====== PROVIDED MATERIAL

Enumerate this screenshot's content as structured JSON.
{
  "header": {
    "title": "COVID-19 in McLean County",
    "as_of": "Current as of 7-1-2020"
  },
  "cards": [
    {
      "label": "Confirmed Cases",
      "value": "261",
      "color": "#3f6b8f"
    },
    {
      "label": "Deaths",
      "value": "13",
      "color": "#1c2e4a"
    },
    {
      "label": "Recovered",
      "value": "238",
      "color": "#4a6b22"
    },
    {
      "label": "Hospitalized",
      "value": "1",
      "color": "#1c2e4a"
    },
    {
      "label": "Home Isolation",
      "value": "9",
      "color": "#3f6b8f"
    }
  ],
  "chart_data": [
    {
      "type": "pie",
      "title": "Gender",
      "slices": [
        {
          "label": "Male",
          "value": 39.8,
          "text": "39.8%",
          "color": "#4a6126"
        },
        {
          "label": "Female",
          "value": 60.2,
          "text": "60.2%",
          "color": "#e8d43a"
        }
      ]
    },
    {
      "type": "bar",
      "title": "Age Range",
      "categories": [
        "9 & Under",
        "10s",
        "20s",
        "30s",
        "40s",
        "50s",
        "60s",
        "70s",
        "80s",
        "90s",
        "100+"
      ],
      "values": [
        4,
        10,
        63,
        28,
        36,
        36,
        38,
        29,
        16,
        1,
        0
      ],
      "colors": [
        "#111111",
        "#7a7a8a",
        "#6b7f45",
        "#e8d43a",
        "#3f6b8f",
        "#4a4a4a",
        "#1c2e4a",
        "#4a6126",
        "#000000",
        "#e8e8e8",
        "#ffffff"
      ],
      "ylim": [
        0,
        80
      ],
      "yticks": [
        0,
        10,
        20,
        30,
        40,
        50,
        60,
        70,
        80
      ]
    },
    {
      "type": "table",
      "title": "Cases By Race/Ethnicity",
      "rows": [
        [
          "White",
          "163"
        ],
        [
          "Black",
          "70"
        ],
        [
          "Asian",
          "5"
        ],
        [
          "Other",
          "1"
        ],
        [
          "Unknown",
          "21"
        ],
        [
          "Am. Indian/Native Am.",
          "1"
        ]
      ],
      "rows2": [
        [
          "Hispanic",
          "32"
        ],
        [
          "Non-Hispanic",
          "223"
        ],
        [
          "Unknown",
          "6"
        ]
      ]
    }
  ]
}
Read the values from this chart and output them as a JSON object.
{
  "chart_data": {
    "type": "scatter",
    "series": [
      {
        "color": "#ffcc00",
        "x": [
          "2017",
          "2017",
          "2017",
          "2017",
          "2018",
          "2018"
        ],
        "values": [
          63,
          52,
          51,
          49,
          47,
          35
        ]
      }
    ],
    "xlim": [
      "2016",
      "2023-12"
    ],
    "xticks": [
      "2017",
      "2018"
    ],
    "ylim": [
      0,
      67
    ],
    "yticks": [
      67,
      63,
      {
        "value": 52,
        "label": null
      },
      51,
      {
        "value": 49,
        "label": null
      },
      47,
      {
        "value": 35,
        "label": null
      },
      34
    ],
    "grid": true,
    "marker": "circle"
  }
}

============
====== PROVIDED MATERIAL

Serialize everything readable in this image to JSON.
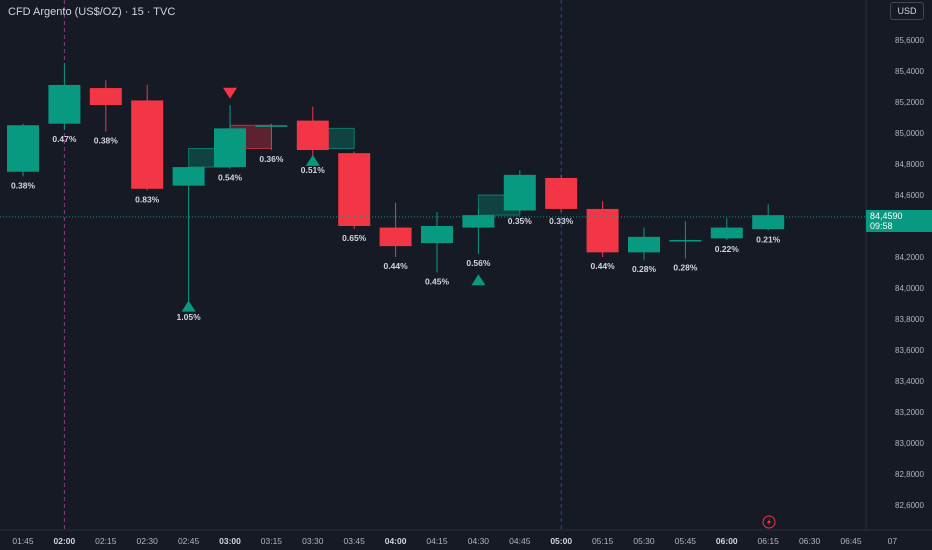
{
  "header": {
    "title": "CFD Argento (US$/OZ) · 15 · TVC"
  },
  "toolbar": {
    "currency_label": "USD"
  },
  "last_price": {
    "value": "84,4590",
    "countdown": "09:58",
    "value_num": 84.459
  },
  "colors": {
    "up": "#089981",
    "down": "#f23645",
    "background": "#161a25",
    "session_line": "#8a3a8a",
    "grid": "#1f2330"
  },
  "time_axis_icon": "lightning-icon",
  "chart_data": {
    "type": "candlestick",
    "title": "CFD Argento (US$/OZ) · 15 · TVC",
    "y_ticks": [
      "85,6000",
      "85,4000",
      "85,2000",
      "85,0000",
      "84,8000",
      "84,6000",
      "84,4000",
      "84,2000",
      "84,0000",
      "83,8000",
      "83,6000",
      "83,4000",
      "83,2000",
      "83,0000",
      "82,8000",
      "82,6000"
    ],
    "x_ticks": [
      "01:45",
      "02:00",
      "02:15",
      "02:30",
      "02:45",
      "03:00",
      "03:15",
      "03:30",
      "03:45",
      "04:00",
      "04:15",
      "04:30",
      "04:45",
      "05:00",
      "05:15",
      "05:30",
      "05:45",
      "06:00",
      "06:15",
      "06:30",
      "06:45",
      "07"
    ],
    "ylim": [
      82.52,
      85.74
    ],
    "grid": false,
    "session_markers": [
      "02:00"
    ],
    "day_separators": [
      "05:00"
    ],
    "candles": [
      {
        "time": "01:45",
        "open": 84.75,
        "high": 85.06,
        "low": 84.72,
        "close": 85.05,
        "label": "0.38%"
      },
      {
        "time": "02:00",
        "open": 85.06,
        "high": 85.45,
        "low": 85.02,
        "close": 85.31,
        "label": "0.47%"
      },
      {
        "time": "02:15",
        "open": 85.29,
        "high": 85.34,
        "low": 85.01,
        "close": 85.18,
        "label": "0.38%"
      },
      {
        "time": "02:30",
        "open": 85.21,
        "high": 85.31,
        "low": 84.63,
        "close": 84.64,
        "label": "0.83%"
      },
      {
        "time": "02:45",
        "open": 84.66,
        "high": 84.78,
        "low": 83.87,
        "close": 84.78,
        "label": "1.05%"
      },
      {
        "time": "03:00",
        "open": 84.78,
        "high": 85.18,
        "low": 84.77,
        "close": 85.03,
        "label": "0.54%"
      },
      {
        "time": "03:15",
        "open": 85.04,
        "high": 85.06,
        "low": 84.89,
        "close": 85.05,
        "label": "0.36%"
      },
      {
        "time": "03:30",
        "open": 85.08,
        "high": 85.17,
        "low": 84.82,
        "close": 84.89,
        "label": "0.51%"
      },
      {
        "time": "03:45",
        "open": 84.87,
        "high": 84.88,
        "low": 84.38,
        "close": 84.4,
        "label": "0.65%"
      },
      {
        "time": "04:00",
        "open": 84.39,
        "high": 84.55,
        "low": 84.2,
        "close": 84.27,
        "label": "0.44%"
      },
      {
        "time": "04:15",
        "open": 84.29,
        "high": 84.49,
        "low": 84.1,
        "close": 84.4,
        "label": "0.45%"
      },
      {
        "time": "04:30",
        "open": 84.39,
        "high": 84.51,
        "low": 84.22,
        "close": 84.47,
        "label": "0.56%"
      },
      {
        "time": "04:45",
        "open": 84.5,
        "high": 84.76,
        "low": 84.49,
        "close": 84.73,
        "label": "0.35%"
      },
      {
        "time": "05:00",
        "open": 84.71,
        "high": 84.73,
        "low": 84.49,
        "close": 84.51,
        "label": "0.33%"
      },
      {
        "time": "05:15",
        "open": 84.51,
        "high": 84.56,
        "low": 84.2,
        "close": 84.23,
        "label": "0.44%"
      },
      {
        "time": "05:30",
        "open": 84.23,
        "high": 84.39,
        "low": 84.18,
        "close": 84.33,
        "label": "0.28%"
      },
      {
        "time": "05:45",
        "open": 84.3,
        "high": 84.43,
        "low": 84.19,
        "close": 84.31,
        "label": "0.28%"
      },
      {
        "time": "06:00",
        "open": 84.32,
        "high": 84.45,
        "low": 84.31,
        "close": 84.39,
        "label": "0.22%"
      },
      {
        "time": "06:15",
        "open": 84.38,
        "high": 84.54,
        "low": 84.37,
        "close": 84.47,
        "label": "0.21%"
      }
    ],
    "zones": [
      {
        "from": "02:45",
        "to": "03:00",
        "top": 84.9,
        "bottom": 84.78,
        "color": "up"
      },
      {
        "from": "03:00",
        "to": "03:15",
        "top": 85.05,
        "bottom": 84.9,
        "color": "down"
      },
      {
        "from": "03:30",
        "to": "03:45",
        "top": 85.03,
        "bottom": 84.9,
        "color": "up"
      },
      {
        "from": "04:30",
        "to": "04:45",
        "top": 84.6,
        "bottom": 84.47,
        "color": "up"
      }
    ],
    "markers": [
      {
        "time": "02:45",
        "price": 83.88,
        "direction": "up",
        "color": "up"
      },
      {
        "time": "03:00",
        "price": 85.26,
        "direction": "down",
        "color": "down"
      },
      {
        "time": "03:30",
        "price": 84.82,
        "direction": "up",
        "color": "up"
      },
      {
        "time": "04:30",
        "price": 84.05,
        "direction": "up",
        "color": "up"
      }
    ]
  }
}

============

EXERCISE TASK
Report the number of lines in the listing where the string "values" appears, and nothing besides.

SOLUTION TO THE EXERCISE
3